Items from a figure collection
--------------------------------------------------
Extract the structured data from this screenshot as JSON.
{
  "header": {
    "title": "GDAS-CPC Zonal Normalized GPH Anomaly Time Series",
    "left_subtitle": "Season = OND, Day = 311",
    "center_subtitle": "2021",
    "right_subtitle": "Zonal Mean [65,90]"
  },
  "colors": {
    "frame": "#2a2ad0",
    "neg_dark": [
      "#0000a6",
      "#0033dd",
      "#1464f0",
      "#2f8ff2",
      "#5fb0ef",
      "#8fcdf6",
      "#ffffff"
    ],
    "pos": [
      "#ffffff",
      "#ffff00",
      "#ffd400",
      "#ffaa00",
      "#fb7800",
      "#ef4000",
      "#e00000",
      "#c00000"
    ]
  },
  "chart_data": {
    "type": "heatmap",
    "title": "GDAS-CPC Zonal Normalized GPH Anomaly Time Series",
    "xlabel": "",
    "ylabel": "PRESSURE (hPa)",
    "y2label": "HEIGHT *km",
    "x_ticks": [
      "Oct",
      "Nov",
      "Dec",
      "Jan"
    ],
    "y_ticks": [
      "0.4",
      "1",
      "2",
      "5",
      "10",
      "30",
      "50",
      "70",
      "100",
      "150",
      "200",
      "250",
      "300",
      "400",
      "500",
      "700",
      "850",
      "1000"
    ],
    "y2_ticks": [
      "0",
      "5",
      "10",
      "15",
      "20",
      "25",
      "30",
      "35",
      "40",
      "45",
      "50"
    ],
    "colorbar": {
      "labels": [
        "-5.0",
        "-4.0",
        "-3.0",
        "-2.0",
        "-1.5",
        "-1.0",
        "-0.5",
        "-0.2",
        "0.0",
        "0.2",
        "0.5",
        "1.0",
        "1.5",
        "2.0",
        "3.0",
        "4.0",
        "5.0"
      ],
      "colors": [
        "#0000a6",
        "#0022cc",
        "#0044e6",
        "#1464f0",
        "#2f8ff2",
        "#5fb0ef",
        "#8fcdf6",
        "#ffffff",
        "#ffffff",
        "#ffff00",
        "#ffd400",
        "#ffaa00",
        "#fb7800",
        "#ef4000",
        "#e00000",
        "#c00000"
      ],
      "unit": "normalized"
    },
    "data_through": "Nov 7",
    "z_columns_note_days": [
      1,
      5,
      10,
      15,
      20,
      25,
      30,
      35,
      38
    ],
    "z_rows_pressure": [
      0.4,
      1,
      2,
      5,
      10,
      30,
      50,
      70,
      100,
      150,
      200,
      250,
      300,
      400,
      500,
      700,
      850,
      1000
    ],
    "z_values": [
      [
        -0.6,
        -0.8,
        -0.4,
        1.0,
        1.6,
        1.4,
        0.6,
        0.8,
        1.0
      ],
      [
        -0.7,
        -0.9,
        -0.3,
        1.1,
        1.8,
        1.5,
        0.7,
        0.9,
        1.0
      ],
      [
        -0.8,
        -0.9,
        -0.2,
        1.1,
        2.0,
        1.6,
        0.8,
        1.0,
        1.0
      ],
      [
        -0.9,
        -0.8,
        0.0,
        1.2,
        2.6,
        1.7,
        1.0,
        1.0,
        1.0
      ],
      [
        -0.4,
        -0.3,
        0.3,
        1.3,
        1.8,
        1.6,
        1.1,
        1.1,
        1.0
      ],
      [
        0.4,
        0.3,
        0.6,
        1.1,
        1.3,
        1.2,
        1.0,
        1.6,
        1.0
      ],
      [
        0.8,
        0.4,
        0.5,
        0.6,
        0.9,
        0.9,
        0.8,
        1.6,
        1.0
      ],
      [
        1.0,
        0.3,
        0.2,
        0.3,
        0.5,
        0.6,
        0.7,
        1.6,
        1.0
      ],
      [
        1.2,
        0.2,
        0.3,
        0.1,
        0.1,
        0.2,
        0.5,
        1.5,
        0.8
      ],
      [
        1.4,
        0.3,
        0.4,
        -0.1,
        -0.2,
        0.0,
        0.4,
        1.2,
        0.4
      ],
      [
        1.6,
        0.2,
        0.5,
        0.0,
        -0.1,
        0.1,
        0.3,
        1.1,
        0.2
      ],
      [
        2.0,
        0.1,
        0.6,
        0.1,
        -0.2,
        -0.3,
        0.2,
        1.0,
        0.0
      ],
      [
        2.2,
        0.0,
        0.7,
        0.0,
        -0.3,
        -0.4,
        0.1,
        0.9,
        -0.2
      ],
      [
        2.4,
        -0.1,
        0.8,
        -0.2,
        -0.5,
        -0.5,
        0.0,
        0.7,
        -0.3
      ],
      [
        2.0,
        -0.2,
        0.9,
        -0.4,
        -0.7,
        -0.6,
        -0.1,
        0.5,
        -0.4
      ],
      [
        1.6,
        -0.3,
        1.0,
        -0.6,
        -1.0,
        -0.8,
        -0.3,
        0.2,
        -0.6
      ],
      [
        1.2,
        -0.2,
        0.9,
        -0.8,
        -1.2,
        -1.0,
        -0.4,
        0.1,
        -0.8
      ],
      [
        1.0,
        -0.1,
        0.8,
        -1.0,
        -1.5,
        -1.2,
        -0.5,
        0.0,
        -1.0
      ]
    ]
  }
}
--------------------------------------------------
The lines above should be duplicated exactly.

§ **The response**:
Extract the structured data from this screenshot as JSON.
{
  "header": {
    "title": "GDAS-CPC Zonal Normalized GPH Anomaly Time Series",
    "left_subtitle": "Season = OND, Day = 311",
    "center_subtitle": "2021",
    "right_subtitle": "Zonal Mean [65,90]"
  },
  "colors": {
    "frame": "#2a2ad0",
    "neg_dark": [
      "#0000a6",
      "#0033dd",
      "#1464f0",
      "#2f8ff2",
      "#5fb0ef",
      "#8fcdf6",
      "#ffffff"
    ],
    "pos": [
      "#ffffff",
      "#ffff00",
      "#ffd400",
      "#ffaa00",
      "#fb7800",
      "#ef4000",
      "#e00000",
      "#c00000"
    ]
  },
  "chart_data": {
    "type": "heatmap",
    "title": "GDAS-CPC Zonal Normalized GPH Anomaly Time Series",
    "xlabel": "",
    "ylabel": "PRESSURE (hPa)",
    "y2label": "HEIGHT *km",
    "x_ticks": [
      "Oct",
      "Nov",
      "Dec",
      "Jan"
    ],
    "y_ticks": [
      "0.4",
      "1",
      "2",
      "5",
      "10",
      "30",
      "50",
      "70",
      "100",
      "150",
      "200",
      "250",
      "300",
      "400",
      "500",
      "700",
      "850",
      "1000"
    ],
    "y2_ticks": [
      "0",
      "5",
      "10",
      "15",
      "20",
      "25",
      "30",
      "35",
      "40",
      "45",
      "50"
    ],
    "colorbar": {
      "labels": [
        "-5.0",
        "-4.0",
        "-3.0",
        "-2.0",
        "-1.5",
        "-1.0",
        "-0.5",
        "-0.2",
        "0.0",
        "0.2",
        "0.5",
        "1.0",
        "1.5",
        "2.0",
        "3.0",
        "4.0",
        "5.0"
      ],
      "colors": [
        "#0000a6",
        "#0022cc",
        "#0044e6",
        "#1464f0",
        "#2f8ff2",
        "#5fb0ef",
        "#8fcdf6",
        "#ffffff",
        "#ffffff",
        "#ffff00",
        "#ffd400",
        "#ffaa00",
        "#fb7800",
        "#ef4000",
        "#e00000",
        "#c00000"
      ],
      "unit": "normalized"
    },
    "data_through": "Nov 7",
    "z_columns_note_days": [
      1,
      5,
      10,
      15,
      20,
      25,
      30,
      35,
      38
    ],
    "z_rows_pressure": [
      0.4,
      1,
      2,
      5,
      10,
      30,
      50,
      70,
      100,
      150,
      200,
      250,
      300,
      400,
      500,
      700,
      850,
      1000
    ],
    "z_values": [
      [
        -0.6,
        -0.8,
        -0.4,
        1.0,
        1.6,
        1.4,
        0.6,
        0.8,
        1.0
      ],
      [
        -0.7,
        -0.9,
        -0.3,
        1.1,
        1.8,
        1.5,
        0.7,
        0.9,
        1.0
      ],
      [
        -0.8,
        -0.9,
        -0.2,
        1.1,
        2.0,
        1.6,
        0.8,
        1.0,
        1.0
      ],
      [
        -0.9,
        -0.8,
        0.0,
        1.2,
        2.6,
        1.7,
        1.0,
        1.0,
        1.0
      ],
      [
        -0.4,
        -0.3,
        0.3,
        1.3,
        1.8,
        1.6,
        1.1,
        1.1,
        1.0
      ],
      [
        0.4,
        0.3,
        0.6,
        1.1,
        1.3,
        1.2,
        1.0,
        1.6,
        1.0
      ],
      [
        0.8,
        0.4,
        0.5,
        0.6,
        0.9,
        0.9,
        0.8,
        1.6,
        1.0
      ],
      [
        1.0,
        0.3,
        0.2,
        0.3,
        0.5,
        0.6,
        0.7,
        1.6,
        1.0
      ],
      [
        1.2,
        0.2,
        0.3,
        0.1,
        0.1,
        0.2,
        0.5,
        1.5,
        0.8
      ],
      [
        1.4,
        0.3,
        0.4,
        -0.1,
        -0.2,
        0.0,
        0.4,
        1.2,
        0.4
      ],
      [
        1.6,
        0.2,
        0.5,
        0.0,
        -0.1,
        0.1,
        0.3,
        1.1,
        0.2
      ],
      [
        2.0,
        0.1,
        0.6,
        0.1,
        -0.2,
        -0.3,
        0.2,
        1.0,
        0.0
      ],
      [
        2.2,
        0.0,
        0.7,
        0.0,
        -0.3,
        -0.4,
        0.1,
        0.9,
        -0.2
      ],
      [
        2.4,
        -0.1,
        0.8,
        -0.2,
        -0.5,
        -0.5,
        0.0,
        0.7,
        -0.3
      ],
      [
        2.0,
        -0.2,
        0.9,
        -0.4,
        -0.7,
        -0.6,
        -0.1,
        0.5,
        -0.4
      ],
      [
        1.6,
        -0.3,
        1.0,
        -0.6,
        -1.0,
        -0.8,
        -0.3,
        0.2,
        -0.6
      ],
      [
        1.2,
        -0.2,
        0.9,
        -0.8,
        -1.2,
        -1.0,
        -0.4,
        0.1,
        -0.8
      ],
      [
        1.0,
        -0.1,
        0.8,
        -1.0,
        -1.5,
        -1.2,
        -0.5,
        0.0,
        -1.0
      ]
    ]
  }
}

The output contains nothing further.